> _PROBLEM REQUIREMENTS_: All the entries need to be quoted exactly, apart from the pictures, which you should drop.

::::

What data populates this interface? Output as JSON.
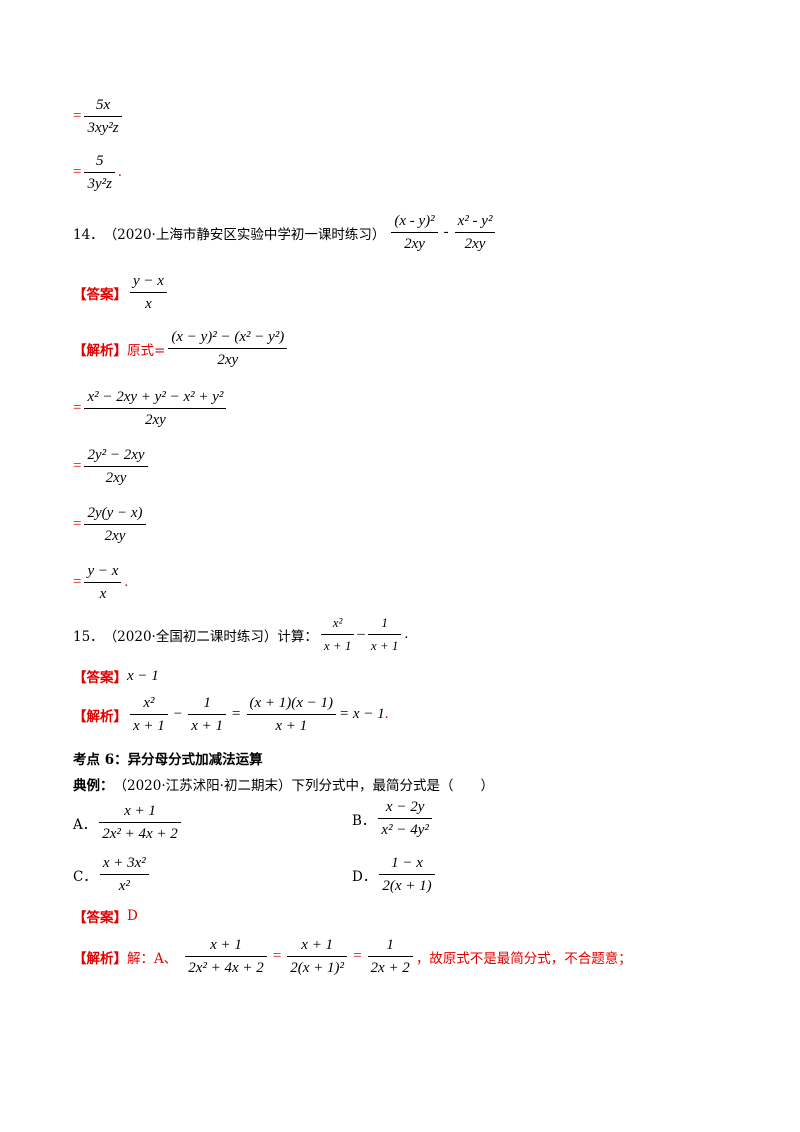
{
  "fragments": {
    "eq": "=",
    "period_red": ".",
    "period_red_cn": "。",
    "minus": "−",
    "hyphen_minus": "-",
    "dash_minus": "–"
  },
  "top": {
    "line1": {
      "num": "5x",
      "den": "3xy²z"
    },
    "line2": {
      "num": "5",
      "den": "3y²z"
    }
  },
  "q14": {
    "number": "14．",
    "source": "（2020·上海市静安区实验中学初一课时练习）",
    "expr1_num": "(x - y)²",
    "expr1_den": "2xy",
    "expr2_num": "x² - y²",
    "expr2_den": "2xy",
    "answer_label": "【答案】",
    "answer_num": "y − x",
    "answer_den": "x",
    "analysis_label": "【解析】",
    "analysis_prefix": "原式=",
    "steps": [
      {
        "num": "(x − y)² − (x² − y²)",
        "den": "2xy"
      },
      {
        "num": "x² − 2xy + y² − x² + y²",
        "den": "2xy"
      },
      {
        "num": "2y² − 2xy",
        "den": "2xy"
      },
      {
        "num": "2y(y − x)",
        "den": "2xy"
      },
      {
        "num": "y − x",
        "den": "x"
      }
    ]
  },
  "q15": {
    "number": "15．",
    "source": "（2020·全国初二课时练习）计算：",
    "num1": "x²",
    "den1": "x + 1",
    "num2": "1",
    "den2": "x + 1",
    "answer_label": "【答案】",
    "answer": "x − 1",
    "analysis_label": "【解析】",
    "a_num1": "x²",
    "a_den1": "x + 1",
    "a_num2": "1",
    "a_den2": "x + 1",
    "a_num3": "(x + 1)(x − 1)",
    "a_den3": "x + 1",
    "a_result": "= x − 1"
  },
  "section": {
    "title": "考点 6：异分母分式加减法运算",
    "example_label": "典例：",
    "example_text": "（2020·江苏沭阳·初二期末）下列分式中，最简分式是（　　）"
  },
  "options": [
    {
      "label": "A．",
      "num": "x + 1",
      "den": "2x² + 4x + 2"
    },
    {
      "label": "B．",
      "num": "x − 2y",
      "den": "x² − 4y²"
    },
    {
      "label": "C．",
      "num": "x + 3x²",
      "den": "x²"
    },
    {
      "label": "D．",
      "num": "1 − x",
      "den": "2(x + 1)"
    }
  ],
  "q16": {
    "answer_label": "【答案】",
    "answer": "D",
    "analysis_label": "【解析】",
    "analysis_prefix": "解：A、",
    "f1_num": "x + 1",
    "f1_den": "2x² + 4x + 2",
    "f2_num": "x + 1",
    "f2_den": "2(x + 1)²",
    "f3_num": "1",
    "f3_den": "2x + 2",
    "conclusion": "，故原式不是最简分式，不合题意；"
  }
}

::::

> _THE OUTPUT_:
What data populates this interface? Output as JSON.
{
  "fragments": {
    "eq": "=",
    "period_red": ".",
    "period_red_cn": "。",
    "minus": "−",
    "hyphen_minus": "-",
    "dash_minus": "–"
  },
  "top": {
    "line1": {
      "num": "5x",
      "den": "3xy²z"
    },
    "line2": {
      "num": "5",
      "den": "3y²z"
    }
  },
  "q14": {
    "number": "14．",
    "source": "（2020·上海市静安区实验中学初一课时练习）",
    "expr1_num": "(x - y)²",
    "expr1_den": "2xy",
    "expr2_num": "x² - y²",
    "expr2_den": "2xy",
    "answer_label": "【答案】",
    "answer_num": "y − x",
    "answer_den": "x",
    "analysis_label": "【解析】",
    "analysis_prefix": "原式=",
    "steps": [
      {
        "num": "(x − y)² − (x² − y²)",
        "den": "2xy"
      },
      {
        "num": "x² − 2xy + y² − x² + y²",
        "den": "2xy"
      },
      {
        "num": "2y² − 2xy",
        "den": "2xy"
      },
      {
        "num": "2y(y − x)",
        "den": "2xy"
      },
      {
        "num": "y − x",
        "den": "x"
      }
    ]
  },
  "q15": {
    "number": "15．",
    "source": "（2020·全国初二课时练习）计算：",
    "num1": "x²",
    "den1": "x + 1",
    "num2": "1",
    "den2": "x + 1",
    "answer_label": "【答案】",
    "answer": "x − 1",
    "analysis_label": "【解析】",
    "a_num1": "x²",
    "a_den1": "x + 1",
    "a_num2": "1",
    "a_den2": "x + 1",
    "a_num3": "(x + 1)(x − 1)",
    "a_den3": "x + 1",
    "a_result": "= x − 1"
  },
  "section": {
    "title": "考点 6：异分母分式加减法运算",
    "example_label": "典例：",
    "example_text": "（2020·江苏沭阳·初二期末）下列分式中，最简分式是（　　）"
  },
  "options": [
    {
      "label": "A．",
      "num": "x + 1",
      "den": "2x² + 4x + 2"
    },
    {
      "label": "B．",
      "num": "x − 2y",
      "den": "x² − 4y²"
    },
    {
      "label": "C．",
      "num": "x + 3x²",
      "den": "x²"
    },
    {
      "label": "D．",
      "num": "1 − x",
      "den": "2(x + 1)"
    }
  ],
  "q16": {
    "answer_label": "【答案】",
    "answer": "D",
    "analysis_label": "【解析】",
    "analysis_prefix": "解：A、",
    "f1_num": "x + 1",
    "f1_den": "2x² + 4x + 2",
    "f2_num": "x + 1",
    "f2_den": "2(x + 1)²",
    "f3_num": "1",
    "f3_den": "2x + 2",
    "conclusion": "，故原式不是最简分式，不合题意；"
  }
}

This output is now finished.